### Texto de origen:
▬▬▬▬▬▬▬▬▬▬

Pero entre tantas advocaciones, Venerables Hermanos y amados hijos,
acaso ninguna para vosotros tan entrañable, ni tan enraizada en vuestra
carne misma, como esa Virgen Santísima del Pilar, que en estos instantes
tenéis ante los ojos.
Y tu —oh Zaragoza— no serás ya insigne por tu privilegiada posición, por tu cielo purísimo o por tu rica vega, «loci amœnitáte, delíciis præstántior civitátibus Hispániæ cunctis»,
como la llama el gran Isidoro de Sevilla; no lo serás por tus
magníficos edificios, donde galanamente se salta sin desentonar de los
primores mozárabes a las elegancias platerescas; no lo serás por haber
oído el paso cadencioso de las legiones romanas o por el aliento
indomable que te sostuvo «siempre heroica» en los heroicos sitios; lo
serás por tu tradición cristiana, por tus Obispos, Félix, en pluma de
San Cipriano «Fídei cultor ac defénsor veritátis»[1],
San Valero y San Braulio; por Santa Engracia y los Mártires
innumerables, a los cuales podemos añadir el santo niño, embellecido
también con la púrpura de su sangre, Dominguito del Val; lo serás, sobre
todo, por esa columna contra la cual, rodando los siglos, como contra
la roca inconmovible que, en el acantilado, desafía y doma las iras del
mar, se romperán las oleadas de las herejías en el período gótico, las
nuevas persecuciones de la dominación arábiga y la impiedad de los
tiempos nuevos, resultando así cimiento inquebrantable, inexpugnable
valladar e insuperable ornamento, no sólo de una nación grande, sino
también de toda una dilatada y gloriosa estirpe! «Yo he elegido y
santificado esta casa —parece decir Ella desde su pilar— para que en
ella sea invocando mi nombre y para morar en ella por siempre» (cf. 2
Paral. 7, 16); y toda la Hispanidad, representada ante la Capilla.
angélica por sus airosas banderas, parece que le responde: «Y nosotros
te prometemos quedar de guardia aquí, para velar por tu honra, para
serte siempre fieles y para incondicionalmente servirte».

▬▬▬▬▬▬▬▬▬▬

### Datos extraídos:
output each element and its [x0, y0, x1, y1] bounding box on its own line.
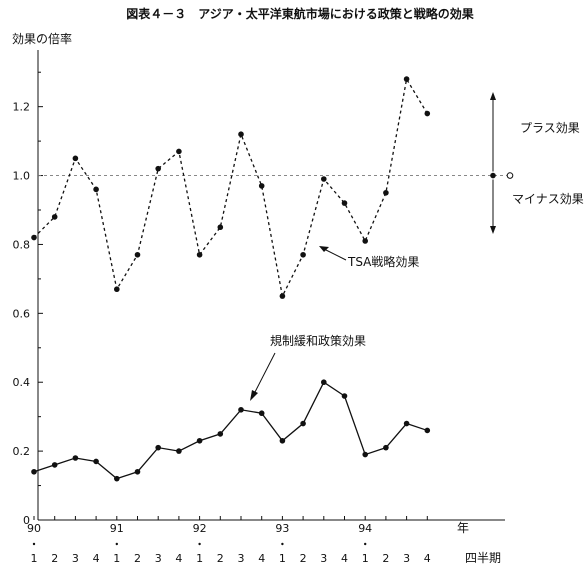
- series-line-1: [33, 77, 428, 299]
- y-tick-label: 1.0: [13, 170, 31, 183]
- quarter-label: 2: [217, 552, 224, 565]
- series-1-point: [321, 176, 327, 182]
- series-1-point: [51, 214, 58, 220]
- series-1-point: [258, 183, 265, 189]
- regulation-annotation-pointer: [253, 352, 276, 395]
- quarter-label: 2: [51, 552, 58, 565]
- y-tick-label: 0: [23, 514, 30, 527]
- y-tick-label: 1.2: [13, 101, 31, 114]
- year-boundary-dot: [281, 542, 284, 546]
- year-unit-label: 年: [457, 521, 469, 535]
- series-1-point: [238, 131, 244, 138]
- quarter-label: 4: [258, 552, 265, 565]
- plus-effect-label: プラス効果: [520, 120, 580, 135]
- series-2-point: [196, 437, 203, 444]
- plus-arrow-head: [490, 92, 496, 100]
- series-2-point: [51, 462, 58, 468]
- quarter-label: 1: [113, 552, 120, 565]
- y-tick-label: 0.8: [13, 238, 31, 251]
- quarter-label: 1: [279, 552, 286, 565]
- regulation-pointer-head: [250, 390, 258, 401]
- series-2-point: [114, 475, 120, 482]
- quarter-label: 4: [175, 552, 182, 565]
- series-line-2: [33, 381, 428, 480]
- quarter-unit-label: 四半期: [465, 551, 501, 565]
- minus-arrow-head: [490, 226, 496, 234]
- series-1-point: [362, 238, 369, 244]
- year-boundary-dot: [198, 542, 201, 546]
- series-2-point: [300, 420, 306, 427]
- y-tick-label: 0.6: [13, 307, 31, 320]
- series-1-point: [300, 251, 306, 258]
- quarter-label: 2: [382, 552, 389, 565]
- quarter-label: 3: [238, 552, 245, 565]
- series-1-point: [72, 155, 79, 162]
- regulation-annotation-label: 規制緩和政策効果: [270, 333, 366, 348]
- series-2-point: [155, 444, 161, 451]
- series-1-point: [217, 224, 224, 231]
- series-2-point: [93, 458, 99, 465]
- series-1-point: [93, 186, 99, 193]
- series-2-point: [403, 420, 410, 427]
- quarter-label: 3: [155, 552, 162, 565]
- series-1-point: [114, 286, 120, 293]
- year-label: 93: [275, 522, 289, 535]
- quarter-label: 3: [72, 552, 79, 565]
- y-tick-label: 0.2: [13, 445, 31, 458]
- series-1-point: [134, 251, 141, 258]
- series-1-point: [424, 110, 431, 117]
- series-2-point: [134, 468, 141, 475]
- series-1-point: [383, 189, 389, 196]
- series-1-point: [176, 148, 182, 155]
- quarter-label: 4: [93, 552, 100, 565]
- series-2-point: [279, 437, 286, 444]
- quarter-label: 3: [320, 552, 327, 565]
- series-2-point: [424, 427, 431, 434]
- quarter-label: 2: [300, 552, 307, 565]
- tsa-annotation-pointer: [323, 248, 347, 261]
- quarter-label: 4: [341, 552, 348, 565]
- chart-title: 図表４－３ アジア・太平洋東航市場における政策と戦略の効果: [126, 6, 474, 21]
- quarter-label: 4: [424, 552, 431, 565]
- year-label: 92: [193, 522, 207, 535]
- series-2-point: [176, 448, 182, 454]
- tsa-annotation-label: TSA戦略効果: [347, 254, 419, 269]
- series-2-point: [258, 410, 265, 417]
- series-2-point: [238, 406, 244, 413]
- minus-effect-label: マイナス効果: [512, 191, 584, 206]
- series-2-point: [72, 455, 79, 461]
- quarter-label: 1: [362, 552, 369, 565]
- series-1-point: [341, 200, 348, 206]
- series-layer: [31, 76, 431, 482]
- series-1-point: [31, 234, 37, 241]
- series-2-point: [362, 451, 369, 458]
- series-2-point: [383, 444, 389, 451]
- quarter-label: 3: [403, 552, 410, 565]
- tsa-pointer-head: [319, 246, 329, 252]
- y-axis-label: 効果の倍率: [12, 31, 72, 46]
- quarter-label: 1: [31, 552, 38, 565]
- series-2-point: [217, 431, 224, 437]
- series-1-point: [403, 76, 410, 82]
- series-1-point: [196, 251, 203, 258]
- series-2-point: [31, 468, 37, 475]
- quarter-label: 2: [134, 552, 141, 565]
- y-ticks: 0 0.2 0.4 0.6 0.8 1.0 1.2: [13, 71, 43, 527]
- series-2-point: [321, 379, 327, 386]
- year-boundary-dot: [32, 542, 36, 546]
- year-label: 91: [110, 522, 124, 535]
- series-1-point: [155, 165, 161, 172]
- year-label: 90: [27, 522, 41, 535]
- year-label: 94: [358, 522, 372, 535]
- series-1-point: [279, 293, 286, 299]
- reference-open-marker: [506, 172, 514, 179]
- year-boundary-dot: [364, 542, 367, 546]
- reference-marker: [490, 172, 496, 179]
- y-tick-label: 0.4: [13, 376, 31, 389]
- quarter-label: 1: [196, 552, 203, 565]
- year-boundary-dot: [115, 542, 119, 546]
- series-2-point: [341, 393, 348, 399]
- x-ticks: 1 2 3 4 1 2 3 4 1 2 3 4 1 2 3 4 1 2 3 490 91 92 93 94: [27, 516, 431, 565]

▬▬▬▬▬▬▬▬▬▬

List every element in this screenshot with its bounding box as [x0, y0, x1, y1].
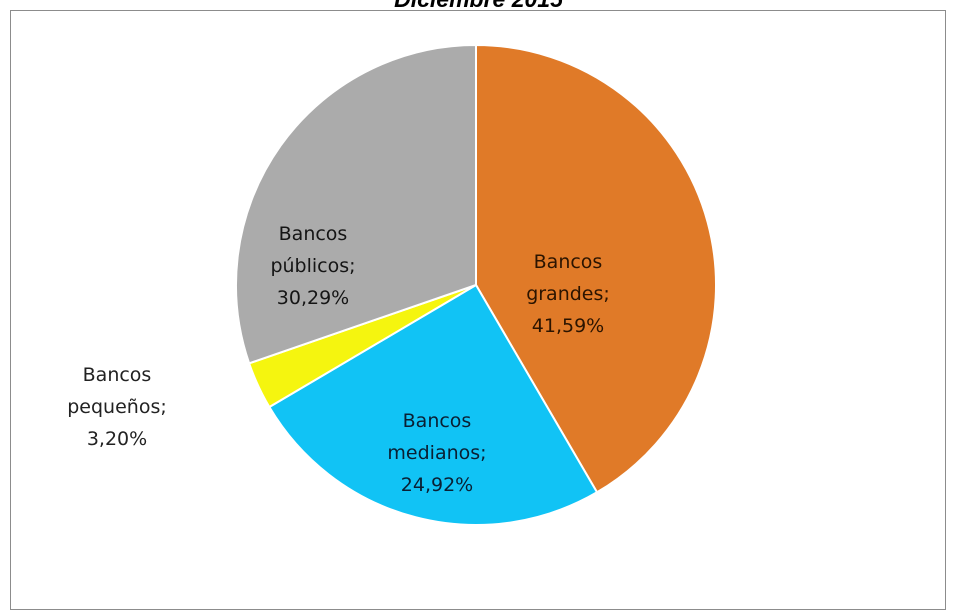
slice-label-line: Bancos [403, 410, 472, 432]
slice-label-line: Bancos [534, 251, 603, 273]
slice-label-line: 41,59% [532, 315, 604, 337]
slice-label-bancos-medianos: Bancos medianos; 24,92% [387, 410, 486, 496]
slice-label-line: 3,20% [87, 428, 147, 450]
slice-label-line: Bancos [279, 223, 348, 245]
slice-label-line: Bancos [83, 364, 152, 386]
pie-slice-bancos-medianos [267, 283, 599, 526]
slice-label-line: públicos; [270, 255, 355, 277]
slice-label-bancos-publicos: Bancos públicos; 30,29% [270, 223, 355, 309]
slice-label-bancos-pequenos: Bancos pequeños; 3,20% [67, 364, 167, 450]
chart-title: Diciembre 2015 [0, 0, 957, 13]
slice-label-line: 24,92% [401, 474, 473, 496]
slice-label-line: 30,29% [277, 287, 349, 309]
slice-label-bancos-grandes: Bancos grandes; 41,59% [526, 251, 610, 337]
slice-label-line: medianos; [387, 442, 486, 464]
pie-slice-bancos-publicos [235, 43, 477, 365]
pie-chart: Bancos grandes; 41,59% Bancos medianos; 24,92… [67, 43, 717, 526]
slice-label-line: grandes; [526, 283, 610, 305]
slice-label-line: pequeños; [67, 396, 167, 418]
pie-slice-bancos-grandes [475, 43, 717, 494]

▬▬▬▬▬▬▬▬▬▬

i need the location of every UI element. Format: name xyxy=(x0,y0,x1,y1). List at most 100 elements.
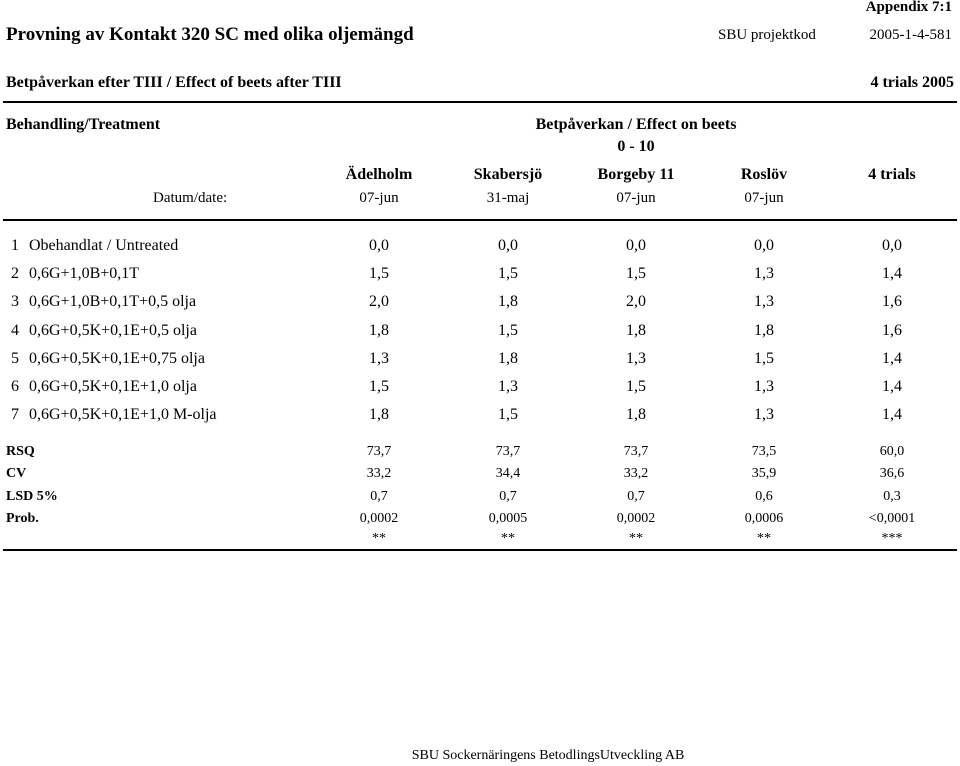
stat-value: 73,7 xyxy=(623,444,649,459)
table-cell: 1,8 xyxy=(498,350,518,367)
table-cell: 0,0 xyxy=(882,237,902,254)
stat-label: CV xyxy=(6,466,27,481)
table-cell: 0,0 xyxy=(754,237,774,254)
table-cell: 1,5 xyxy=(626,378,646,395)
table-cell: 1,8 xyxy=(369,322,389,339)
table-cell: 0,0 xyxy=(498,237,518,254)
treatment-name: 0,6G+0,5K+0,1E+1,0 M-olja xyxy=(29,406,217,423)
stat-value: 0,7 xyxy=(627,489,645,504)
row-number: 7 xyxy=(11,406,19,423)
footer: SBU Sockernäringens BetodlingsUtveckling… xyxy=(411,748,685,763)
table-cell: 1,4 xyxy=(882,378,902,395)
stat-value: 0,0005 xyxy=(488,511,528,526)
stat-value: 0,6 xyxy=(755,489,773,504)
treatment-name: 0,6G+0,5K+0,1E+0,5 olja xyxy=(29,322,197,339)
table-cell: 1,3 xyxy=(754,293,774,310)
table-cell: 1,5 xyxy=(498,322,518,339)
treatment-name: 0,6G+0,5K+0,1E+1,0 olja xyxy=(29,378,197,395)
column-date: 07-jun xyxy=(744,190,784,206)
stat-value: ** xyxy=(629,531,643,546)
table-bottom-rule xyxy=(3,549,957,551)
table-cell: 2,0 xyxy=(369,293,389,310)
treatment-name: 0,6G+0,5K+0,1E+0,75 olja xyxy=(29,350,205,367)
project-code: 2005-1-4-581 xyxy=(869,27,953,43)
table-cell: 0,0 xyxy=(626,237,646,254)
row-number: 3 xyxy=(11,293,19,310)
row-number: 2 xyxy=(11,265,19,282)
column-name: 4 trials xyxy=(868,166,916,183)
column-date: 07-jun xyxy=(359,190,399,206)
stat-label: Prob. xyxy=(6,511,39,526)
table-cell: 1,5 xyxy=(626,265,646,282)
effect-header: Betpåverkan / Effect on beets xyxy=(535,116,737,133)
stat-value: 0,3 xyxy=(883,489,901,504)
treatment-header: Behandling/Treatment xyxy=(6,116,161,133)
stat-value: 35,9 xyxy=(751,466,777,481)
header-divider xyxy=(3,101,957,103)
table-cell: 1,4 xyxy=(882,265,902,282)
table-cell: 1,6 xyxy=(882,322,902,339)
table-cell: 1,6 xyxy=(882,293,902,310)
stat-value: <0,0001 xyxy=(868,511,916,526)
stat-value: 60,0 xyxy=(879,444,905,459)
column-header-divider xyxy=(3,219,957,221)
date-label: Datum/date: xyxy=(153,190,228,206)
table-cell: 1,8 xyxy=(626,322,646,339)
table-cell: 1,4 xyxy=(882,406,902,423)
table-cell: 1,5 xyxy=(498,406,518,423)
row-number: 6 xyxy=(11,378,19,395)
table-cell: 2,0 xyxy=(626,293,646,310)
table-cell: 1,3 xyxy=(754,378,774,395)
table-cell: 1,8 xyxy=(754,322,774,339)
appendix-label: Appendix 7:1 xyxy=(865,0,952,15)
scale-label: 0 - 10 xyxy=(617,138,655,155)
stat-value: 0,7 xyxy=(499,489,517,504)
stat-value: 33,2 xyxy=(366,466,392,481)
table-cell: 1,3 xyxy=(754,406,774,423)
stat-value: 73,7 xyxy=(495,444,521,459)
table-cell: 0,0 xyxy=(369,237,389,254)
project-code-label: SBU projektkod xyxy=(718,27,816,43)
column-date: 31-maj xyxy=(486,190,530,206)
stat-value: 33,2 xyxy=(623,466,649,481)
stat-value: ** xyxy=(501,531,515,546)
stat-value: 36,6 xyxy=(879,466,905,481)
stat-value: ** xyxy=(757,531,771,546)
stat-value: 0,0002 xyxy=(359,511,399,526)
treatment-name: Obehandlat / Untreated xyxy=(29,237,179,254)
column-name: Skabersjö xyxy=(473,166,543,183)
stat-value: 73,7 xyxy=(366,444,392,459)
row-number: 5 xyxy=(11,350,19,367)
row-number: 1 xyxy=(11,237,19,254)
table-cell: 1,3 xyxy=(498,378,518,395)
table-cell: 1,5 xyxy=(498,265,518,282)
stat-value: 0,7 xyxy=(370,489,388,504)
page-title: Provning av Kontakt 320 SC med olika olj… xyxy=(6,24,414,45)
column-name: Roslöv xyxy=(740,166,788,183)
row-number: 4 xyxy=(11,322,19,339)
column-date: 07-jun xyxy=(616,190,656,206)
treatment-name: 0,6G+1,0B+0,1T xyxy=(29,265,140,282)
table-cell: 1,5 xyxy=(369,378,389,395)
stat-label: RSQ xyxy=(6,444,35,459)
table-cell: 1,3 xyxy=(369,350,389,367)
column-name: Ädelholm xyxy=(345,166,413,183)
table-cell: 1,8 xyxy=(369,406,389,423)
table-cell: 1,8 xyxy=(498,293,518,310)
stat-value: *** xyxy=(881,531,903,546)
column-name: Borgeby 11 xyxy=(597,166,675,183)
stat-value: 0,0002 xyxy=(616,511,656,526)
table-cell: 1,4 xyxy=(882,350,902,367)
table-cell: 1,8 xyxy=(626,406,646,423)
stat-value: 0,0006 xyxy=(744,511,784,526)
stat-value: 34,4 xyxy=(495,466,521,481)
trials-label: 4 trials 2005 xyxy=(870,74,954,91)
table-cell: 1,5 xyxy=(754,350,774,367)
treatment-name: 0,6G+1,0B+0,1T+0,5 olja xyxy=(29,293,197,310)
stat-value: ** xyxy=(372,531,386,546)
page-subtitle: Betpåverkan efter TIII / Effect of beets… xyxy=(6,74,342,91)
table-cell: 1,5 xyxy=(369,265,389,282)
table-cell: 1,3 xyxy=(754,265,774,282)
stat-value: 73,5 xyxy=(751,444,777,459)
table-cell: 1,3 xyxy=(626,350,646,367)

▬▬▬▬▬▬▬▬▬▬

### Tareas por realizar:
**a.** ¿Puedes devolver, tal como aparece en el texto sobre la Virgen del Pilar, el pasaje que se abre con las palabras que contienen «Pero entre tantas» y se cierra con «ante los ojos.»?
**b.** ¿Podrías retomar el texto sobre la Virgen del Pilar y seguirlo a partir de su última frase?
Los datos son material independiente del texto sobre la Virgen del Pilar.

### Respuestas:
**a.**
Pero entre tantas advocaciones, Venerables Hermanos y amados hijos,
acaso ninguna para vosotros tan entrañable, ni tan enraizada en vuestra
carne misma, como esa Virgen Santísima del Pilar, que en estos instantes
tenéis ante los ojos.

**b.**
Pero hoy vosotros, Venerables Hermanos y amados hijos, si habéis venido
aquí, si os habéis reunido en todos los centros marianos de la nación,
ha sido con una intención precisa: evocando aquella jornada inolvidable
en el Cerro de los Ángeles, de 1919, donde España se consagró al Corazón
Sacratísimo de Jesús, os habéis hoy querido consagrar al de María, en
la confianza de que, en esta hora ardua de la humanidad, Dios querrá
salvar al mundo por medio de aquel Corazón Inmaculado.
¡Bien merece sin duda ninguna, hijos amadísimos, esta manifestación de
vuestra piedad al Corazón Purísimo de la Virgen, sede de aquel amor, de
aquel dolor, de aquellos altísimos afectos, que tanta parte fueron en la
redención nuestra, principalmente cuando Ella «stabat juxta Crucem»,
velaba en pie junto a la Cruz (cf. Jn. 19, 25); bien lo merece aquel
Corazón, símbolo de toda una vida interior, cuya perfección moral, cuyos
méritos y virtudes escaparían a toda humana ponderación! Y bien justo
es también que lo hagáis vosotros, si no fuera por otra razón, por ser
la patria de San Antonio María Claret, apóstol infatigable de esta
devoción, que Nos mismo hemos elevado al honor máximo de los altares.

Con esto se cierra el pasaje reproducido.